#### [Prompt]
Reproduce word for word the part of the passage about the COVE exhibition gallery starting with "In an ideal" and going on through "exhibition space itself.".

#### [Excerpt provided]
════
Yet COVE’s benefits made it worthwhile to find work-arounds for these issues. For all of the preparation that went into the exhibition, the potential for public engagement is limited by access—not everyone can get to Birmingham to view the gallery—and the short duration of the show. The work produced by students in the module is also at risk of being ephemeral. COVE offers an effective way to mitigate those limitations by archiving the exhibition items in a COVE Gallery. Because the semester had ended by the time the exhibition was staged, students could not be expected to upload their work to the gallery during spring term. I was able to secure funding from the Birmingham Alumni Impact Fund to support COVE subscriptions and the International Women’s Day event and, moreover, to pay one of the module’s students to continue on as exhibition web assistant, uploading the student-generated content into the COVE gallery and timeline applications.
The result is the COVE “Drawn to Books” Gallery and timeline, an open-access repository of samples from the exhibition whose captions were primarily written by “Pre-Raphaelite Circle” students, and later edited with input from Winterbourne curator Henrietta Lockhart to ensure accessibility. As the captions were intended by design to be informative but not expressly scholarly, the gallery is not subject to the kind of rigorous peer review that a COVE edition might undergo. Nevertheless, the gallery documents and preserves the students’ captions and moreover makes images from the exhibition, many drawn from books that are exceedingly rare and not digitized, accessible to the public. The COVE Gallery was particularly well suited to meet these goals of preservation and access, augmenting the Winterbourne museum website, which is intended to advertise, as opposed to archive, the show. What is more, COVE gallery items have the promise of life outside of this particular virtual exhibition, as they become part of a larger collection of items that future scholars and students can use when building their own galleries, annotations, or timelines.
In an ideal world, students would have been involved with COVE from the beginning. Knowing the capabilities of the platform as well as some of the obstacles to implementation, I am now in a better position to anticipate and head off some challenges well in advance of the module’s next iteration. The COVE Gallery provides an easily accessed and intuitive interface for students to create virtual exhibitions, independent of the need for physical museum space, and looking forward, I plan to use it in courses to facilitate student-led virtual exhibitions. Rather than serving solely as a site to document a brick-and-mortar show, COVE can function as the exhibition space itself.
I am grateful to the University of Birmingham Alumni Impact Fund for supporting the students’ efforts, and to the staff at Winterbourne House and Gardens, especially Henrietta Lockhart and Lee Hale, and at the Cadbury Research Library, especially Martin Killeen, Marie Chappell, and Sarah Kilroy, for their assistance throughout the project.
════
#### [Extracted entries]
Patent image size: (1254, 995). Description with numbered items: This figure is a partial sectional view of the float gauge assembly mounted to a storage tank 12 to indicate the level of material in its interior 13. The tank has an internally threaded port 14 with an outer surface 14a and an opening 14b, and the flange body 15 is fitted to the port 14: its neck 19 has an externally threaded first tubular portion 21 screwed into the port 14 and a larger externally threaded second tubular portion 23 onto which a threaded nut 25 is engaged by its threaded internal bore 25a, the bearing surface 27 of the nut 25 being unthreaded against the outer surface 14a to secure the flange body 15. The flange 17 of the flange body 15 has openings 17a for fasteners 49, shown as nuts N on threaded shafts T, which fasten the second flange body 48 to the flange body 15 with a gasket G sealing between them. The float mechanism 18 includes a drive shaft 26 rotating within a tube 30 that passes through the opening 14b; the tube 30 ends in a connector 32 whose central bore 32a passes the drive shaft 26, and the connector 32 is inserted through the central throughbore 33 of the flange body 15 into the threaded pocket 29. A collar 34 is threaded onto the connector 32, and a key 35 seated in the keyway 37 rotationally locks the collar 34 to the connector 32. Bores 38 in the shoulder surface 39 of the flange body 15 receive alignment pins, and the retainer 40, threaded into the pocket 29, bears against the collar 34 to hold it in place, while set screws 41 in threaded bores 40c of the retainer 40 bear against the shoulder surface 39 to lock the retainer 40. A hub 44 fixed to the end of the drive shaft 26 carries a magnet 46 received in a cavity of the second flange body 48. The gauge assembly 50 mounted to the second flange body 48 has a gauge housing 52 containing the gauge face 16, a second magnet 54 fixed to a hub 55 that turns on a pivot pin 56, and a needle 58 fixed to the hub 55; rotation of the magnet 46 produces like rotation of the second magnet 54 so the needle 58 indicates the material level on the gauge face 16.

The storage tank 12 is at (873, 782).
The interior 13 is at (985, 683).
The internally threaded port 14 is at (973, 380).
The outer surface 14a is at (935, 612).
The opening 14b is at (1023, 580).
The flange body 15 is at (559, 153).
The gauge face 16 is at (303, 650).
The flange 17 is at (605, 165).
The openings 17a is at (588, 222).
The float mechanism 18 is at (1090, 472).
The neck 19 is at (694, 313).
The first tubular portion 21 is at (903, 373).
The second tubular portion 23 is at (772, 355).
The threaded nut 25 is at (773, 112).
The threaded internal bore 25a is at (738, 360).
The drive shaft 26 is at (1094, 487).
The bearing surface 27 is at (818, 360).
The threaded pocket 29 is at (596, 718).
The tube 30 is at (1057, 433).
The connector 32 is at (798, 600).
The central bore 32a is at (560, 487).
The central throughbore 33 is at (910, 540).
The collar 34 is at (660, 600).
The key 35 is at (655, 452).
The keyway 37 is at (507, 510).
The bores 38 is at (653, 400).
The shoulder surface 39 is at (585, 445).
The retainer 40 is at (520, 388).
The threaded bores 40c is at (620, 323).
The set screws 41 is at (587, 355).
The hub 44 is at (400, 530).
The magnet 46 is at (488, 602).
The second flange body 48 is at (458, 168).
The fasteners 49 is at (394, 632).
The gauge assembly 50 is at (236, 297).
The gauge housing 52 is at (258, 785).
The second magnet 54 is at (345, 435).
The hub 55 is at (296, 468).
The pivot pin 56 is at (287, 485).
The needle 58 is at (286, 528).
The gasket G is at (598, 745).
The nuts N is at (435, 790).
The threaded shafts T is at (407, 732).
════
#### [Result of the exercise]
In an ideal world, students would have been involved with COVE from the beginning. Knowing the capabilities of the platform as well as some of the obstacles to implementation, I am now in a better position to anticipate and head off some challenges well in advance of the module’s next iteration. The COVE Gallery provides an easily accessed and intuitive interface for students to create virtual exhibitions, independent of the need for physical museum space, and looking forward, I plan to use it in courses to facilitate student-led virtual exhibitions. Rather than serving solely as a site to document a brick-and-mortar show, COVE can function as the exhibition space itself.